[PAGE TEXT Boundary: Start]

Polluters Dumping into Florida Waterways

New Report from Environment Florida Ranks the Top Industrial Polluters
For Immediate Release

Tampa, Fla.– Industrial facilities dumped excessive pollution into Florida’s waterways 270 times over 21 months, the tenth worst total in the nation, according to a new report by Environment Florida Research & Policy Center. However, the facilities rarely faced penalties for this pollution. Environment Florida Research and Policy Center is releasing its Troubled Waters report as the federal government tries to weaken clean water protections and slash enforcement funding for the U.S. Environmental Protection Agency and the states.

“All Florida waterways should be clean for swimming, drinking water, and wildlife,” said Jennifer Rubiello, state director with Environment Florida. “But industrial polluters are still dumping chemicals that threaten our health and environment, and they aren’t being held accountable.”

In reviewing Clean Water Act compliance data from January 2016 through September 2017, Environment Florida Research & Policy Center and Frontier Group found that major industrial facilities are regularly dumping pollution beyond legal limits set to protect human health and the environment, both in Florida and across the country.

"Florida’s environmental health is directly tied to our economic health," said U.S. Representative Kathy Castor. "That means clean water, clean beaches, a beautiful and clean Tampa Bay, and a clean Gulf of Mexico. Our state and federal agencies need to do more to curb pollution, and that includes having a strong EPA to ensure we get the water quality we all deserve and depend on.”

After ranking the top ten polluters statewide, public officials, conservation advocates, students, professors and community leaders are joining in an effort to raise the alarm for stronger permits, enforceable limits, and more funding for clean water programs.

“Hillsborough Bay, Clearwater Harbor, and the Alafia River, three of the waterways on the receiving end of polluted water in our region, are designated for recreational use,” said Andy Hayslip, Executive Director of the Tampa Bay Waterkeeper. “That means these industrial facilities are dumping toxic pollutants in places where people regularly fish, swim and boat.”

[PAGE TEXT Boundary: End]

◆ **WORK INSTRUCTION 1**:
In the press release on Florida waterway pollution, what period of Clean Water Act compliance data was reviewed?
◆ **WORK INSTRUCTION 2**:
Write the next part of the press release on Florida waterway pollution, starting after its last sentence.

[EXCERPTED DATA Boundary: Start]

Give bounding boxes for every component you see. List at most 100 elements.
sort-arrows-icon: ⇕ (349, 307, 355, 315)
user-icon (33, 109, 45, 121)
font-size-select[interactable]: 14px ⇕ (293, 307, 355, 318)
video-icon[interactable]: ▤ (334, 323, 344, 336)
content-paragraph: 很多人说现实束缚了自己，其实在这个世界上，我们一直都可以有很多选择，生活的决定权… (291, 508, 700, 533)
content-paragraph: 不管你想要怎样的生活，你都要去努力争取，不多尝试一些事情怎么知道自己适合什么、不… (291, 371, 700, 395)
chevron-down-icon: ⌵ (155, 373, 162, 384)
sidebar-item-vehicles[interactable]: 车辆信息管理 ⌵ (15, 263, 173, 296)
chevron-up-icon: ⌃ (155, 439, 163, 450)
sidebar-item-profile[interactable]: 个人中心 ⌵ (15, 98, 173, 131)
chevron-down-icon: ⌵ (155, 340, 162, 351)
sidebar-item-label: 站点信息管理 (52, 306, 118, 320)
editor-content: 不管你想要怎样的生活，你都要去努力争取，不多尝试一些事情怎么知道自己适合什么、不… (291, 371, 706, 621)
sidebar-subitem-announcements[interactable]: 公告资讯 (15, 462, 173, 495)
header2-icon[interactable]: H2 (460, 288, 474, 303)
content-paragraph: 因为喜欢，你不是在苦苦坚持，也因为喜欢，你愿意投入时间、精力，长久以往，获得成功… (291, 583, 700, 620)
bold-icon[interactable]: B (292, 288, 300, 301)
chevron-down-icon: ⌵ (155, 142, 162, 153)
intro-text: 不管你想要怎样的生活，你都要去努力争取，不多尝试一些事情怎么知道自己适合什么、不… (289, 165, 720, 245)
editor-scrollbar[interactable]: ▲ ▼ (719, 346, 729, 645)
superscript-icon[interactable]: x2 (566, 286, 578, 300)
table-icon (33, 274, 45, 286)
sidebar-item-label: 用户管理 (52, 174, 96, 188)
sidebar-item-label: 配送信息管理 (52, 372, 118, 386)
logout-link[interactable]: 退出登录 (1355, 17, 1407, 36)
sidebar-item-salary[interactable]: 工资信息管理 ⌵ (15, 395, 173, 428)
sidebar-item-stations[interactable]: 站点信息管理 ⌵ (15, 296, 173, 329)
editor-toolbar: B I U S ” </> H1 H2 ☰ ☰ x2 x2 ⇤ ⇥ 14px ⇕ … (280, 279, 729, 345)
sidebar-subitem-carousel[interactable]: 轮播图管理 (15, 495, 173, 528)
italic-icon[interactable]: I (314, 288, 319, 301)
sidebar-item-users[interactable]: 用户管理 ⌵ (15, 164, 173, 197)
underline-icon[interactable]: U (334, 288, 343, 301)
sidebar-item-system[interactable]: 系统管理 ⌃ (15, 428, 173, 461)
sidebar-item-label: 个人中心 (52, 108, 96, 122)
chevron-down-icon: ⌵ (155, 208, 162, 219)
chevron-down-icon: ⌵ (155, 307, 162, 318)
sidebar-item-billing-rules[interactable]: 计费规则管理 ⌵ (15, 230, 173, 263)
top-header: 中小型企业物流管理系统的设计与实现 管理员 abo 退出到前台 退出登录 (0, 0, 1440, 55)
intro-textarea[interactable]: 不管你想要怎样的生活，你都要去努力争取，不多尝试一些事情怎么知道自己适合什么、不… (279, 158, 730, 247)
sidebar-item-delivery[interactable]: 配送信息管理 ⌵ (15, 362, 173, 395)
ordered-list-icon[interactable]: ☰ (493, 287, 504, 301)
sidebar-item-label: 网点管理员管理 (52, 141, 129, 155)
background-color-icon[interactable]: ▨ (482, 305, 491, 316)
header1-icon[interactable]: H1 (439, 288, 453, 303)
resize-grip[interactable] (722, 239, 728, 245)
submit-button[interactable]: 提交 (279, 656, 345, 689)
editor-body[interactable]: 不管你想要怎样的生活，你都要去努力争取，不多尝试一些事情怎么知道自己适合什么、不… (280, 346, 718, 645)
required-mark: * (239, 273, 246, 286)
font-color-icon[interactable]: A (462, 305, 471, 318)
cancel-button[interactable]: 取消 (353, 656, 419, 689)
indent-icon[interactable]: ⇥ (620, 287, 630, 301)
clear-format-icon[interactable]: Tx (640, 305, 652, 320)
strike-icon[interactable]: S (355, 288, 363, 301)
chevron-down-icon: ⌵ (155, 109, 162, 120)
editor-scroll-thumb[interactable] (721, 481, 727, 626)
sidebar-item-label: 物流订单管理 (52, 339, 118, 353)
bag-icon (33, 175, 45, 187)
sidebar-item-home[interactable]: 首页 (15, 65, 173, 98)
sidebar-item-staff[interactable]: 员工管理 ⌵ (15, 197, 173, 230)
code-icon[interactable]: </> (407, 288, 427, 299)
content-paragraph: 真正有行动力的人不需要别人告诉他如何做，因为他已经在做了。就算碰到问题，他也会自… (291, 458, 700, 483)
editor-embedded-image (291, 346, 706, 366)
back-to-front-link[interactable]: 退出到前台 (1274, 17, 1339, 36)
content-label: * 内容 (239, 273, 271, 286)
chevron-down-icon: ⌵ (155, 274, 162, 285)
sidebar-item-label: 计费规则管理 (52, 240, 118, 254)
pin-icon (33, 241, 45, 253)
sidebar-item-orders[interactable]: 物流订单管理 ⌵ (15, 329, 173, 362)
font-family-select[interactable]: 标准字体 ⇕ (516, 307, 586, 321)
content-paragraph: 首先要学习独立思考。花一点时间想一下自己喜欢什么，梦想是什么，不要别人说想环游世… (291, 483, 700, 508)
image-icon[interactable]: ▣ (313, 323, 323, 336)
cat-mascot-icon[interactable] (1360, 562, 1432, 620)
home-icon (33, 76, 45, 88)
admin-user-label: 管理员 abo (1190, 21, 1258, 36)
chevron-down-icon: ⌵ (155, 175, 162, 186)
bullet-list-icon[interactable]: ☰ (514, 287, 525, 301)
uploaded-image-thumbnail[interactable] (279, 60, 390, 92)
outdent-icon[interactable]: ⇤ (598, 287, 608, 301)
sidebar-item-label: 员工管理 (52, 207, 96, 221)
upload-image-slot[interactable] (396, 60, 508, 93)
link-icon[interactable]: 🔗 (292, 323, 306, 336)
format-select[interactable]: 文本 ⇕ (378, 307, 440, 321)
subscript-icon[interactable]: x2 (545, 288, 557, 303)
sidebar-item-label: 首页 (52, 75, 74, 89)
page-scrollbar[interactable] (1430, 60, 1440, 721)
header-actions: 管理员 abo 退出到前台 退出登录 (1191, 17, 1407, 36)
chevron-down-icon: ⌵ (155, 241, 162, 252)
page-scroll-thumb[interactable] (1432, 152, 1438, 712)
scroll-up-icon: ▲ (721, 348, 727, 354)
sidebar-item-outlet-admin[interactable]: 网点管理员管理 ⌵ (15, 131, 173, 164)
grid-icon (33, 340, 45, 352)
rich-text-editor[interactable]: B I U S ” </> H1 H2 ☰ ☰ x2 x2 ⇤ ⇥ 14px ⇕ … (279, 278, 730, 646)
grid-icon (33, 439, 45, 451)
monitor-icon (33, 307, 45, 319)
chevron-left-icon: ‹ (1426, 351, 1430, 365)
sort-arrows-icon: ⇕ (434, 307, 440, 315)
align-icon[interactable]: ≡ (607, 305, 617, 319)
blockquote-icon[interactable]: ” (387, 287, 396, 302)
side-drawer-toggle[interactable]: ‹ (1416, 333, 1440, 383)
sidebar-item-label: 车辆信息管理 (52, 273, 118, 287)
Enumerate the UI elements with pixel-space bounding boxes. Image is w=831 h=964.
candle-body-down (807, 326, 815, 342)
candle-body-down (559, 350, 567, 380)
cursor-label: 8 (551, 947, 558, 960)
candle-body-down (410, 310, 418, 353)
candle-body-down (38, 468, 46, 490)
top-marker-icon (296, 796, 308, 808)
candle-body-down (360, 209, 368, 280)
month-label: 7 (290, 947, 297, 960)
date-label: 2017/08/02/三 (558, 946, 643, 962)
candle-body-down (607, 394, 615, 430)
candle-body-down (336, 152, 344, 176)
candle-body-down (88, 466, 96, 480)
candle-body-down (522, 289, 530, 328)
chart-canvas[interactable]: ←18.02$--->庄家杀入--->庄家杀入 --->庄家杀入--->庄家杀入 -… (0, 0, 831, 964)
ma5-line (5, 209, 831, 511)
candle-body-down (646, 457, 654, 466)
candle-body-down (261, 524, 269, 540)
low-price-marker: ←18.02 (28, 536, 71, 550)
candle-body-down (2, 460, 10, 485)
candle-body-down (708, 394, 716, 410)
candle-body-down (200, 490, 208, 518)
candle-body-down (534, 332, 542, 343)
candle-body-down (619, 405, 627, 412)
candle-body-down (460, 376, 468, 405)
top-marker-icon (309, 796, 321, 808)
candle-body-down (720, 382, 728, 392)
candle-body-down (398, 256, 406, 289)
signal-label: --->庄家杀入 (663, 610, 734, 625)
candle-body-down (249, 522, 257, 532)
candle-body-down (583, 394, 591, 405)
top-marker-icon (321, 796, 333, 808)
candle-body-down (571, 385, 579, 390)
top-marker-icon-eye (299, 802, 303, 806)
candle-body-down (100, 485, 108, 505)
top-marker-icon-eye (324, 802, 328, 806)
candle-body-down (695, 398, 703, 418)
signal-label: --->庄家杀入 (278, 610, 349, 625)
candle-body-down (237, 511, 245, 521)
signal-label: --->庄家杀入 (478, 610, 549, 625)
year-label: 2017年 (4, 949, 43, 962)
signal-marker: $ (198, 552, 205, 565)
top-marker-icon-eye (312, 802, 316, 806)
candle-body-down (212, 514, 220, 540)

[EXCERPTED DATA Boundary: End]

◆ **ANSWER SPACE 1**:
January 2016 through September 2017.

◆ **ANSWER SPACE 2**:
Troubled Waters shows that polluters, who are spewing everything from fecal matter to heavy metals to oil and grease into the water,  rarely face penalties.

"The Clean Water Act was passed in 1972 with the goal of making all of our country’s waterways safe for fishing and swimming," said Dr. Chris Meindl, Director of the Florida Studies Program and Associate Professor of Geography at the University of South Florida St. Petersburg. "This report shows that Clean Water Act enforcement continues to suffer and must improve if we want water we can trust."

In response, the report recommends several measures to ensure stronger enforcement of, and protection for, clean water.

"Repeat violators should not be allowed to operate in our region," said Jaclyn Lopez, Senior Attorney for the Center for Biological Diversity. "State and federal agencies should be doing everything they can to protect Tampa Bay’s wildlife, fisheries, and economy."

Unfortunately, the state legislature passed bills earlier this month that could soon make the pattern of pollution worse.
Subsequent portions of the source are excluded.